===== Provided data

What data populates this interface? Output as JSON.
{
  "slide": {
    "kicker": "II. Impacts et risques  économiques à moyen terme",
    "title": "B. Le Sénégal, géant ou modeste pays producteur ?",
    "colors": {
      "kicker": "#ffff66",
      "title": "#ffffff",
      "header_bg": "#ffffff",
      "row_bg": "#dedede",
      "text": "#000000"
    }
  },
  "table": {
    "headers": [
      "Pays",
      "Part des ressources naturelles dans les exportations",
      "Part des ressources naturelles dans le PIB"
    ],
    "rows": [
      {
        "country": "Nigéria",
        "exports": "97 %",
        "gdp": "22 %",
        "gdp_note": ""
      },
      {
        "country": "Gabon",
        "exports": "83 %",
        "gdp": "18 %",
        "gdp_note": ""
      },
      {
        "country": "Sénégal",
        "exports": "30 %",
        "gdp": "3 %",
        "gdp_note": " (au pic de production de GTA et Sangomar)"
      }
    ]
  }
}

==========

What to do
In the records above, how many lines contain the word "kicker"? Give the number alone.

Response to the exercise
2